** begin PROVIDED DATA **

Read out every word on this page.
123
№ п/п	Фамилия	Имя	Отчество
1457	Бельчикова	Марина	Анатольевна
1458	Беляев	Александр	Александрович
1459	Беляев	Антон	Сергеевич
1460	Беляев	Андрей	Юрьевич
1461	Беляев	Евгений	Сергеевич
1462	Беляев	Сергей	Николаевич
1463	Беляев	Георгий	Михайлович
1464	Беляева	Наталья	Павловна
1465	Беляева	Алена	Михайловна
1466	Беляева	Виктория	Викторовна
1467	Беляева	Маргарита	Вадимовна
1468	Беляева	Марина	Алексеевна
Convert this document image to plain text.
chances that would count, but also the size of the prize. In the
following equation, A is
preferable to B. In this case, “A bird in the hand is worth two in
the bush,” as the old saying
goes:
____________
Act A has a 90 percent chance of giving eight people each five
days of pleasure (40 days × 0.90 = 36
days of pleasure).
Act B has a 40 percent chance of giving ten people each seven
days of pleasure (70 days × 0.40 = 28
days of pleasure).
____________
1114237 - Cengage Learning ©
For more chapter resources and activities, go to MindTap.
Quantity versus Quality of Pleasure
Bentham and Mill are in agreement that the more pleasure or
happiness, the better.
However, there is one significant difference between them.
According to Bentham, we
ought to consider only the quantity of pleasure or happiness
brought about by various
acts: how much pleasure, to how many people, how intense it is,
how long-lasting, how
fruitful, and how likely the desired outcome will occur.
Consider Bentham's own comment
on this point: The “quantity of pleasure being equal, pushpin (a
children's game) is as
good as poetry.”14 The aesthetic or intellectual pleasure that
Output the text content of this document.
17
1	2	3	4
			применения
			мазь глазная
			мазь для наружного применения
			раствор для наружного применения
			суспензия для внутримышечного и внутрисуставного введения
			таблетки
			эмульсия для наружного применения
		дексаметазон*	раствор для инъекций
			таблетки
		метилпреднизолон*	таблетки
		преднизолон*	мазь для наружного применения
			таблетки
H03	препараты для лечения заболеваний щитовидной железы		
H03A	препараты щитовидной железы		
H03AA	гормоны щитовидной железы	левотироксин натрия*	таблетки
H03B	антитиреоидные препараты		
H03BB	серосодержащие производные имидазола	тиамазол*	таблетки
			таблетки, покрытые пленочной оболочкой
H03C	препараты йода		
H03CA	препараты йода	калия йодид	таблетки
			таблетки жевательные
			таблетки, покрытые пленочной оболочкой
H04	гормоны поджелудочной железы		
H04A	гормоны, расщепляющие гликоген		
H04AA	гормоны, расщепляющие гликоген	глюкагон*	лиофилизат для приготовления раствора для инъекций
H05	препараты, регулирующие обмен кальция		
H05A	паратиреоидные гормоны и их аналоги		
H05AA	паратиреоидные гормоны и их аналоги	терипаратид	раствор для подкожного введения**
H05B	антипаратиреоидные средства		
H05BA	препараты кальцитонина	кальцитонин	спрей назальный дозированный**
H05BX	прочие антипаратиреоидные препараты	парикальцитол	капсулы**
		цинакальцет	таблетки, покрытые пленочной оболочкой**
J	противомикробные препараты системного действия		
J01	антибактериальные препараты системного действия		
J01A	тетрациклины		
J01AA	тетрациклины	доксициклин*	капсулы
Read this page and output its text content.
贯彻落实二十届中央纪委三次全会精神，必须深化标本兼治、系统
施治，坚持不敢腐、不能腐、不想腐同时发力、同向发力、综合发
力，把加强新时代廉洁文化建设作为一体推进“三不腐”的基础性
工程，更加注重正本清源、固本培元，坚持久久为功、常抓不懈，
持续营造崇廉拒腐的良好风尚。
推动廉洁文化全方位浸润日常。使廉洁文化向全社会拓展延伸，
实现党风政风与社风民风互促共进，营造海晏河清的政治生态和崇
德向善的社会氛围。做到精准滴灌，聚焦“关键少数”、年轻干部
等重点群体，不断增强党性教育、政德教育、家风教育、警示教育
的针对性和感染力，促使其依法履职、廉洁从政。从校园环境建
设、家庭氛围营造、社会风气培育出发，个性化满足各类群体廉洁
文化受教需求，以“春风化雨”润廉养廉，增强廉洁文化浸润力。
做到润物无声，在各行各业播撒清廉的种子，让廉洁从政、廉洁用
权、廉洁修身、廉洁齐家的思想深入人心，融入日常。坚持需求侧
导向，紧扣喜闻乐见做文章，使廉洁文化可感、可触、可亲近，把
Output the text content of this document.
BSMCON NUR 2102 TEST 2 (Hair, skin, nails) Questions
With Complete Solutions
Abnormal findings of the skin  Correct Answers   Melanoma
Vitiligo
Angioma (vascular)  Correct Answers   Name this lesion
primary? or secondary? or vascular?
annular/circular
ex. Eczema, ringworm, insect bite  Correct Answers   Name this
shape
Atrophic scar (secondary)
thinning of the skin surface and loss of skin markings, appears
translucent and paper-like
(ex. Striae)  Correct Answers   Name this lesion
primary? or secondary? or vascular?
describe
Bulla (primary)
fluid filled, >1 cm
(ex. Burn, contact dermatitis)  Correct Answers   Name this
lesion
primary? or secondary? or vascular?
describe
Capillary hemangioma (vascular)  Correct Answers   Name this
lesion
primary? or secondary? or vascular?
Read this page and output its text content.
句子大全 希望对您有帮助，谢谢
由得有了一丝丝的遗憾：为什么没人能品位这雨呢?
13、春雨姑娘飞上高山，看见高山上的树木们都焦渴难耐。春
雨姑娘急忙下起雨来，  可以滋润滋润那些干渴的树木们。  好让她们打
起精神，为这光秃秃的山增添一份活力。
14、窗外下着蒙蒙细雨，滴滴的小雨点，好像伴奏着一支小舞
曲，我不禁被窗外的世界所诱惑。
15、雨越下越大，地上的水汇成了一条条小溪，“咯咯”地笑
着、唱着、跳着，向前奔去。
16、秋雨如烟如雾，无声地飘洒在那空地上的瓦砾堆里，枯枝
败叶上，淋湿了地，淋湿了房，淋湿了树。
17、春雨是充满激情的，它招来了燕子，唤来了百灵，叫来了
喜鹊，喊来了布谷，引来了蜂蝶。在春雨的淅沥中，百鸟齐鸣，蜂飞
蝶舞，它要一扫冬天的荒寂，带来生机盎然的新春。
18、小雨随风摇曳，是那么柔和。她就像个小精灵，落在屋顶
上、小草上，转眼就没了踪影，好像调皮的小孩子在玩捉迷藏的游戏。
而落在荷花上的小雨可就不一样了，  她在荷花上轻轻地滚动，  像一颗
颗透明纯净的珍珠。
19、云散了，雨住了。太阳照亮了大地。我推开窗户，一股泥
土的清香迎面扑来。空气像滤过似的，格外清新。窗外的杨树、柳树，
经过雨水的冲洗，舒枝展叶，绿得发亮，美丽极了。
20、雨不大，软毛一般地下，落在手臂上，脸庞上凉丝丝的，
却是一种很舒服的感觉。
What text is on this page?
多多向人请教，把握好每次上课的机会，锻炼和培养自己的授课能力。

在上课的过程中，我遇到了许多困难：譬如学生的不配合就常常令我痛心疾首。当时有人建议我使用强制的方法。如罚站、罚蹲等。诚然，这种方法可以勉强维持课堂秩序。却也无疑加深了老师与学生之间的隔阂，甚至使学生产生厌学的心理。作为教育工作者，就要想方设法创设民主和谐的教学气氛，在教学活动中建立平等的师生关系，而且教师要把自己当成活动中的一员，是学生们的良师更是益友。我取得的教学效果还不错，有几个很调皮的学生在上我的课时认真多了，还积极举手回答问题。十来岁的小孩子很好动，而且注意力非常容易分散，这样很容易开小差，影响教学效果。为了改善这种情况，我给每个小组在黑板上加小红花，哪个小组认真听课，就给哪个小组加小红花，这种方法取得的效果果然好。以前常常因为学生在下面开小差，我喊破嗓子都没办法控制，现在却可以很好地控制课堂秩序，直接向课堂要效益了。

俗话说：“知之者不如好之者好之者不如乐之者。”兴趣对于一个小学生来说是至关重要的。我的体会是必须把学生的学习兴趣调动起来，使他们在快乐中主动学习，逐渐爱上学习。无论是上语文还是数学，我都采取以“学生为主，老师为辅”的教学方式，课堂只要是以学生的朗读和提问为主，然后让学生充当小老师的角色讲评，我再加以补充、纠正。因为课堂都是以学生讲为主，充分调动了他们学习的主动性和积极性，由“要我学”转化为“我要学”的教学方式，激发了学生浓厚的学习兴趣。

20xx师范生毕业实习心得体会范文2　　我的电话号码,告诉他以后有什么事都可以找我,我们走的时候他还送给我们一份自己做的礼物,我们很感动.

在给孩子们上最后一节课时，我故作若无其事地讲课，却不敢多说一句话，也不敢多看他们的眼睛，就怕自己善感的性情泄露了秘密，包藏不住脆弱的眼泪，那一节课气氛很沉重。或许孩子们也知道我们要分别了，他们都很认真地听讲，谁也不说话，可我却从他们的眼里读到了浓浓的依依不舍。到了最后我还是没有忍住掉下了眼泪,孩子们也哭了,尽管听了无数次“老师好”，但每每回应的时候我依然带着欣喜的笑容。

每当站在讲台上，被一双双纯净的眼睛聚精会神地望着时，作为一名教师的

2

** end PROVIDED DATA **

THE REQUEST: Tally up the lines in the preceding listing that contain the string "аналоги". Respond with the number and nothing else.

TASK RESULT: 2